== Task statement ==
Your answer must consist of every line from the data below that includes the word "Santander".
++++ The input ++++
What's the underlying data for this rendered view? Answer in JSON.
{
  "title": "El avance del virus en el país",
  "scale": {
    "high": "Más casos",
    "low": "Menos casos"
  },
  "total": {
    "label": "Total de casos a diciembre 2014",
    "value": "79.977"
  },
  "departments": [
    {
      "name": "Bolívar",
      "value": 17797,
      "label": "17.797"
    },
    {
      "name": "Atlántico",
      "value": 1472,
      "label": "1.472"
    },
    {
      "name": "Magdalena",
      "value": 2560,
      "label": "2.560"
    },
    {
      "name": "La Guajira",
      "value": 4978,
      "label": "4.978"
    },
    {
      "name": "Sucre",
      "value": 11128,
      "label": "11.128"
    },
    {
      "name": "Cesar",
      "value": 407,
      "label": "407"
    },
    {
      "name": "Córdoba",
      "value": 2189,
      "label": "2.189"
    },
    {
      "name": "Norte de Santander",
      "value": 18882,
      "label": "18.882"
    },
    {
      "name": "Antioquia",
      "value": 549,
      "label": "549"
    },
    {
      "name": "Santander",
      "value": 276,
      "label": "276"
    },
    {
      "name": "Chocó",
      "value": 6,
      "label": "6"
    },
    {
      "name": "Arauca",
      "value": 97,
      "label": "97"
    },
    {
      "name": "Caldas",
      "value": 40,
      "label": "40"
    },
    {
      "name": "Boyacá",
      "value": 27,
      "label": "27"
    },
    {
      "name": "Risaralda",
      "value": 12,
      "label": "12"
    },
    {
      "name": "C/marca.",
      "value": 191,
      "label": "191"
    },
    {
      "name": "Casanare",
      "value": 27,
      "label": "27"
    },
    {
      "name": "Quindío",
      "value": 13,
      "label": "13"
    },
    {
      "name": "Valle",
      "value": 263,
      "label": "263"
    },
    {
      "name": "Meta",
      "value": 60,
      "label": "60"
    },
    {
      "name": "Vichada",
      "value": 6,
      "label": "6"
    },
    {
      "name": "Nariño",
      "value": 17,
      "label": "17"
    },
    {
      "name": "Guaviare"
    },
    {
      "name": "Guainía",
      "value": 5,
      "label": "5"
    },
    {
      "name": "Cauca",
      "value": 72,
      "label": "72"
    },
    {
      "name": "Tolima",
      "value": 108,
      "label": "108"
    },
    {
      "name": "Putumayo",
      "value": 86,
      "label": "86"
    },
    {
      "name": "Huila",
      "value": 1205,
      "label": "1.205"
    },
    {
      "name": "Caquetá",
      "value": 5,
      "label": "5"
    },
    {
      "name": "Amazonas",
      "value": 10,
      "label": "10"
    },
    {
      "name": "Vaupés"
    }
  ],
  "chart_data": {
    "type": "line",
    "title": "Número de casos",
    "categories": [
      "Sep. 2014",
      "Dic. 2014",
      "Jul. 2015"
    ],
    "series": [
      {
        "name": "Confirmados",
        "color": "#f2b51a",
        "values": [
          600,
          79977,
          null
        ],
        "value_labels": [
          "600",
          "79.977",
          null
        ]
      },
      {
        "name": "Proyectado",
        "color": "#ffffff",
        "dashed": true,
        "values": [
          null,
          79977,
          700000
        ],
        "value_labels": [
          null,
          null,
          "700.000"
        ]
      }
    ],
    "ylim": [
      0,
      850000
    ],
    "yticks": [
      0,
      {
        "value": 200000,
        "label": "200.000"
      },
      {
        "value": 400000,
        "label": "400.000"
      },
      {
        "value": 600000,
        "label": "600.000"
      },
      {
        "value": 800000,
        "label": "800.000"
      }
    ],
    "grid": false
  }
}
++++
== Result ==
      "name": "Norte de Santander",
      "name": "Santander",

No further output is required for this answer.